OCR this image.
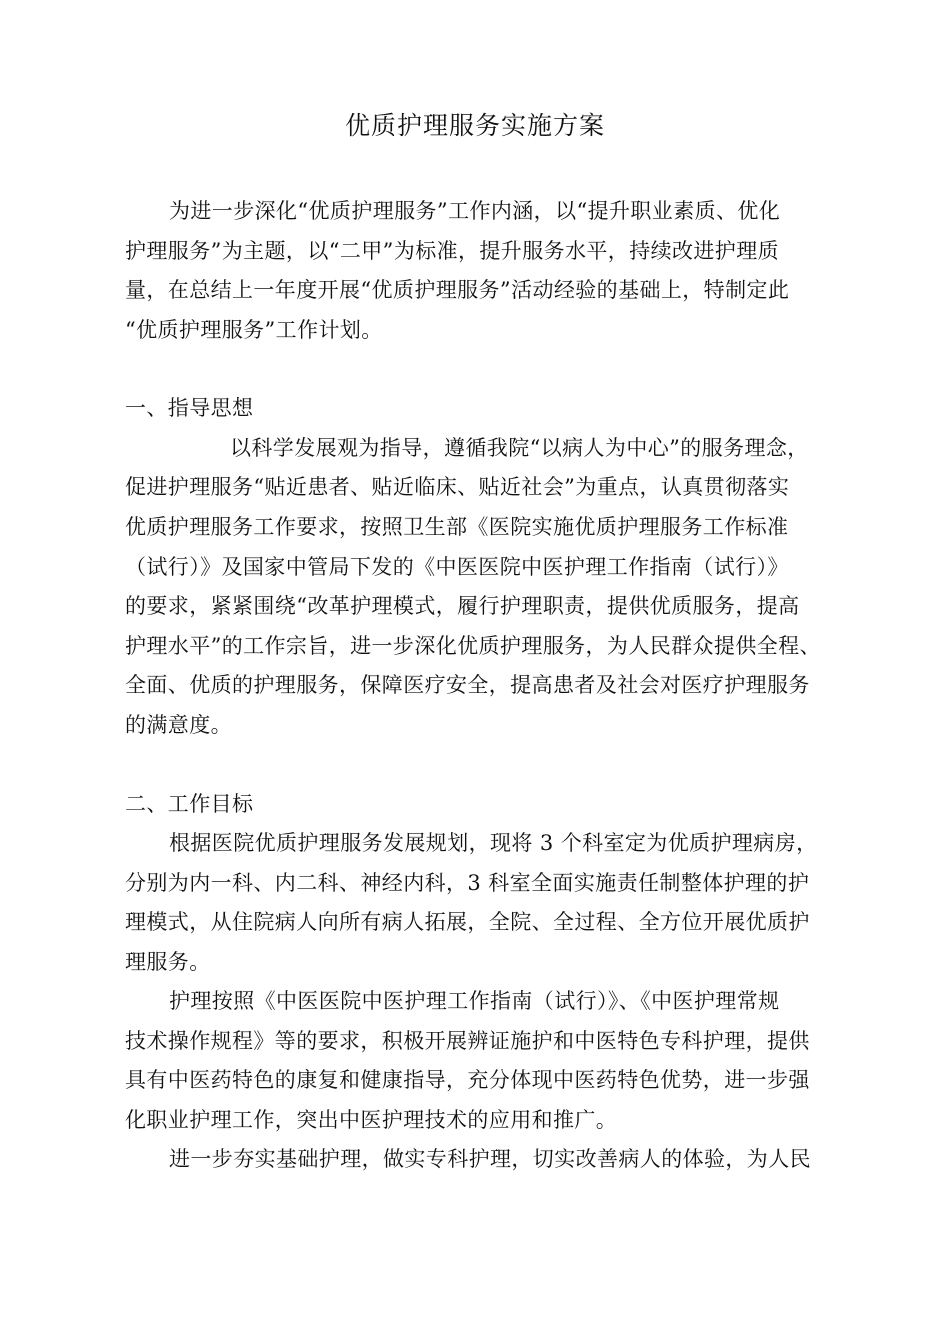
优质护理服务实施方案
为进一步深化“优质护理服务”工作内涵，以“提升职业素质、优化
护理服务”为主题，以“二甲”为标准，提升服务水平，持续改进护理质
量，在总结上一年度开展“优质护理服务”活动经验的基础上，特制定此
“优质护理服务”工作计划。
一、指导思想
以科学发展观为指导，遵循我院“以病人为中心”的服务理念，
促进护理服务“贴近患者、贴近临床、贴近社会”为重点，认真贯彻落实
优质护理服务工作要求，按照卫生部《医院实施优质护理服务工作标准
（试行）》及国家中管局下发的《中医医院中医护理工作指南（试行）》
的要求，紧紧围绕“改革护理模式，履行护理职责，提供优质服务，提高
护理水平”的工作宗旨，进一步深化优质护理服务，为人民群众提供全程、
全面、优质的护理服务，保障医疗安全，提高患者及社会对医疗护理服务
的满意度。
二、工作目标
根据医院优质护理服务发展规划，现将 3 个科室定为优质护理病房，
分别为内一科、内二科、神经内科，3 科室全面实施责任制整体护理的护
理模式，从住院病人向所有病人拓展，全院、全过程、全方位开展优质护
理服务。
护理按照《中医医院中医护理工作指南（试行）》、《中医护理常规
技术操作规程》等的要求，积极开展辨证施护和中医特色专科护理，提供
具有中医药特色的康复和健康指导，充分体现中医药特色优势，进一步强
化职业护理工作，突出中医护理技术的应用和推广。
进一步夯实基础护理，做实专科护理，切实改善病人的体验，为人民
++++++
Requirements | Every entry should be returned exactly as written, minus the pictures.

Correct answer |
OCR this image.
优质护理服务实施方案
为进一步深化“优质护理服务”工作内涵，以“提升职业素质、优化
护理服务”为主题，以“二甲”为标准，提升服务水平，持续改进护理质
量，在总结上一年度开展“优质护理服务”活动经验的基础上，特制定此
“优质护理服务”工作计划。
一、指导思想
以科学发展观为指导，遵循我院“以病人为中心”的服务理念，
促进护理服务“贴近患者、贴近临床、贴近社会”为重点，认真贯彻落实
优质护理服务工作要求，按照卫生部《医院实施优质护理服务工作标准
（试行）》及国家中管局下发的《中医医院中医护理工作指南（试行）》
的要求，紧紧围绕“改革护理模式，履行护理职责，提供优质服务，提高
护理水平”的工作宗旨，进一步深化优质护理服务，为人民群众提供全程、
全面、优质的护理服务，保障医疗安全，提高患者及社会对医疗护理服务
的满意度。
二、工作目标
根据医院优质护理服务发展规划，现将 3 个科室定为优质护理病房，
分别为内一科、内二科、神经内科，3 科室全面实施责任制整体护理的护
理模式，从住院病人向所有病人拓展，全院、全过程、全方位开展优质护
理服务。
护理按照《中医医院中医护理工作指南（试行）》、《中医护理常规
技术操作规程》等的要求，积极开展辨证施护和中医特色专科护理，提供
具有中医药特色的康复和健康指导，充分体现中医药特色优势，进一步强
化职业护理工作，突出中医护理技术的应用和推广。
进一步夯实基础护理，做实专科护理，切实改善病人的体验，为人民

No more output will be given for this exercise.